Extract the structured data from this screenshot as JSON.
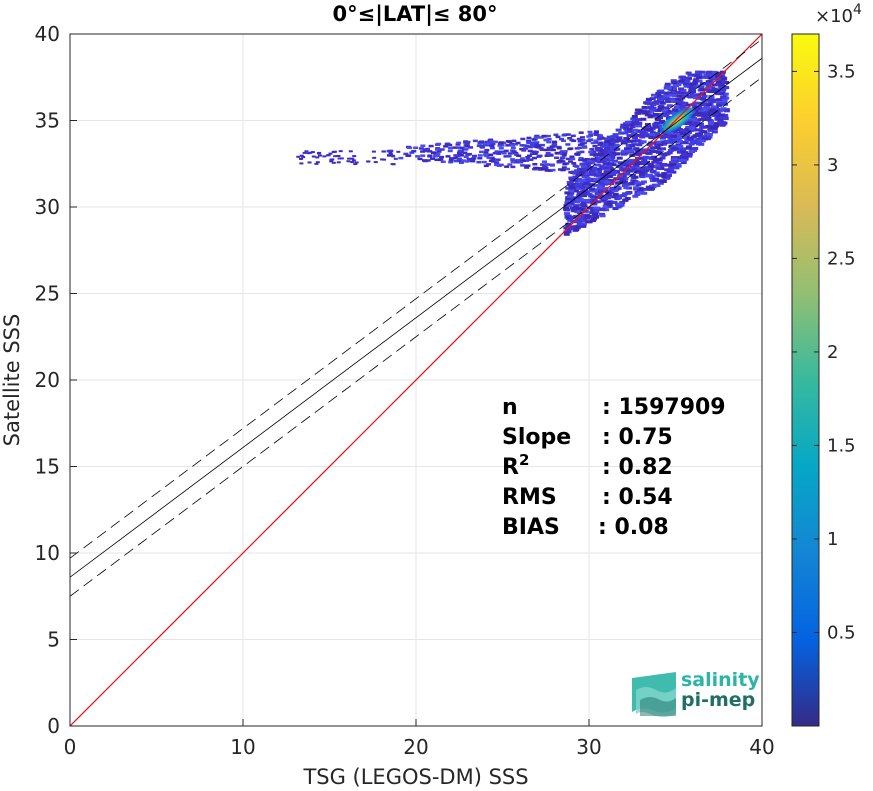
{
  "chart_data": {
    "type": "scatter",
    "title": "0°≤|LAT|≤ 80°",
    "xlabel": "TSG (LEGOS-DM) SSS",
    "ylabel": "Satellite SSS",
    "xlim": [
      0,
      40
    ],
    "ylim": [
      0,
      40
    ],
    "xticks": [
      0,
      10,
      20,
      30,
      40
    ],
    "yticks": [
      0,
      5,
      10,
      15,
      20,
      25,
      30,
      35,
      40
    ],
    "grid": true,
    "one_to_one_line": {
      "from": [
        0,
        0
      ],
      "to": [
        40,
        40
      ],
      "color": "#e8141a"
    },
    "fit_line": {
      "slope": 0.75,
      "intercept": 8.6,
      "color": "#000000"
    },
    "fit_bounds": [
      {
        "slope": 0.75,
        "intercept": 9.7
      },
      {
        "slope": 0.75,
        "intercept": 7.5
      }
    ],
    "density_regions": [
      {
        "x": [
          28.5,
          37.8
        ],
        "y_center": 33.8,
        "y_spread": 2.8
      },
      {
        "x": [
          18,
          31
        ],
        "y_center": 33.2,
        "y_spread": 1.0
      },
      {
        "x": [
          13,
          19
        ],
        "y_center": 32.9,
        "y_spread": 0.4
      }
    ],
    "peak": {
      "x": 35.3,
      "y": 35.2
    },
    "stats": [
      {
        "label": "n",
        "value": ": 1597909"
      },
      {
        "label": "Slope",
        "value": ": 0.75"
      },
      {
        "label": "R",
        "sup": "2",
        "value": ": 0.82"
      },
      {
        "label": "RMS",
        "value": ": 0.54"
      },
      {
        "label": "BIAS",
        "value": ": 0.08"
      }
    ],
    "colorbar": {
      "colormap": "parula",
      "min": 0,
      "max": 3.7,
      "ticks": [
        0.5,
        1,
        1.5,
        2,
        2.5,
        3,
        3.5
      ],
      "tick_labels": [
        "0.5",
        "1",
        "1.5",
        "2",
        "2.5",
        "3",
        "3.5"
      ],
      "multiplier_base": "×10",
      "multiplier_exp": "4"
    }
  },
  "logo": {
    "line1": "salinity",
    "line2": "pi-mep",
    "colors": [
      "#2bb5a5",
      "#1f6f67"
    ]
  }
}
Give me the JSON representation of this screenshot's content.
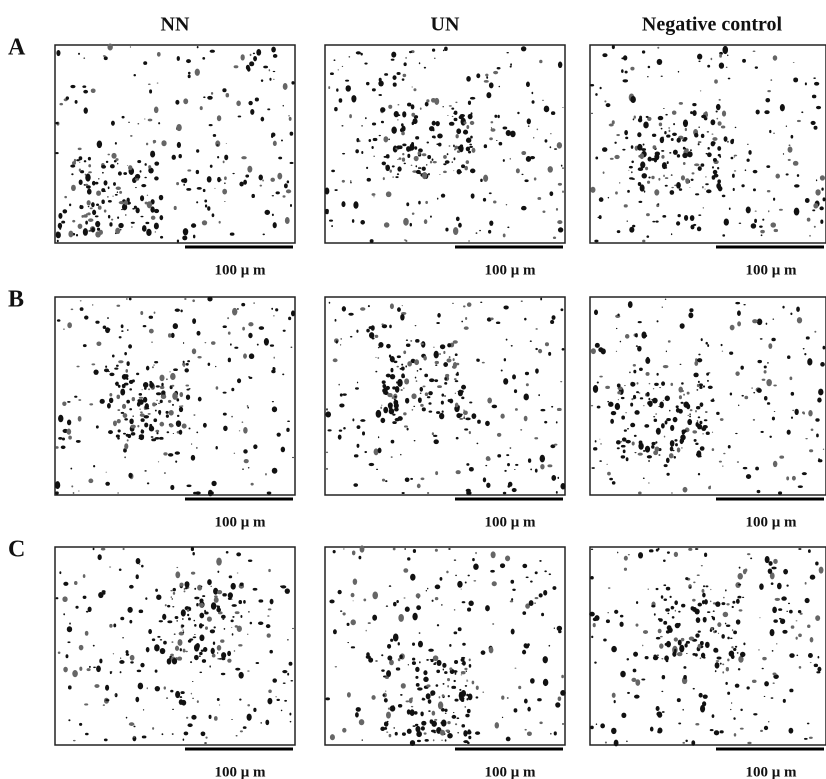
{
  "columns": [
    "NN",
    "UN",
    "Negative control"
  ],
  "rows": [
    {
      "label": "A",
      "scale_labels": [
        "100 μ m",
        "100 μ m",
        "100 μ m"
      ]
    },
    {
      "label": "B",
      "scale_labels": [
        "100 μ m",
        "100 μ m",
        "100 μ m"
      ]
    },
    {
      "label": "C",
      "scale_labels": [
        "100 μ m",
        "100 μ m",
        "100 μ m"
      ]
    }
  ]
}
========================================================================
#### Description of the task:
Write every entry out again exactly, dropping the pictures.

#### Exercise output:
Extract the structured data from this screenshot as JSON.
{
  "chart_data": {
    "type": "scatter",
    "title": "0°≤|LAT|≤ 80°",
    "xlabel": "TSG (LEGOS-DM) SSS",
    "ylabel": "Satellite SSS",
    "xlim": [
      0,
      40
    ],
    "ylim": [
      0,
      40
    ],
    "xticks": [
      0,
      10,
      20,
      30,
      40
    ],
    "yticks": [
      0,
      5,
      10,
      15,
      20,
      25,
      30,
      35,
      40
    ],
    "grid": true,
    "one_to_one_line": {
      "from": [
        0,
        0
      ],
      "to": [
        40,
        40
      ],
      "color": "#e8141a"
    },
    "fit_line": {
      "slope": 0.75,
      "intercept": 8.6,
      "color": "#000000"
    },
    "fit_bounds": [
      {
        "slope": 0.75,
        "intercept": 9.7
      },
      {
        "slope": 0.75,
        "intercept": 7.5
      }
    ],
    "density_regions": [
      {
        "x": [
          28.5,
          37.8
        ],
        "y_center": 33.8,
        "y_spread": 2.8
      },
      {
        "x": [
          18,
          31
        ],
        "y_center": 33.2,
        "y_spread": 1.0
      },
      {
        "x": [
          13,
          19
        ],
        "y_center": 32.9,
        "y_spread": 0.4
      }
    ],
    "peak": {
      "x": 35.3,
      "y": 35.2
    },
    "stats": [
      {
        "label": "n",
        "value": ": 1597909"
      },
      {
        "label": "Slope",
        "value": ": 0.75"
      },
      {
        "label": "R",
        "sup": "2",
        "value": ": 0.82"
      },
      {
        "label": "RMS",
        "value": ": 0.54"
      },
      {
        "label": "BIAS",
        "value": ": 0.08"
      }
    ],
    "colorbar": {
      "colormap": "parula",
      "min": 0,
      "max": 3.7,
      "ticks": [
        0.5,
        1,
        1.5,
        2,
        2.5,
        3,
        3.5
      ],
      "tick_labels": [
        "0.5",
        "1",
        "1.5",
        "2",
        "2.5",
        "3",
        "3.5"
      ],
      "multiplier_base": "×10",
      "multiplier_exp": "4"
    }
  },
  "logo": {
    "line1": "salinity",
    "line2": "pi-mep",
    "colors": [
      "#2bb5a5",
      "#1f6f67"
    ]
  }
}
Give me the JSON representation of this screenshot's content.
{
  "columns": [
    "NN",
    "UN",
    "Negative control"
  ],
  "rows": [
    {
      "label": "A",
      "scale_labels": [
        "100 μ m",
        "100 μ m",
        "100 μ m"
      ]
    },
    {
      "label": "B",
      "scale_labels": [
        "100 μ m",
        "100 μ m",
        "100 μ m"
      ]
    },
    {
      "label": "C",
      "scale_labels": [
        "100 μ m",
        "100 μ m",
        "100 μ m"
      ]
    }
  ]
}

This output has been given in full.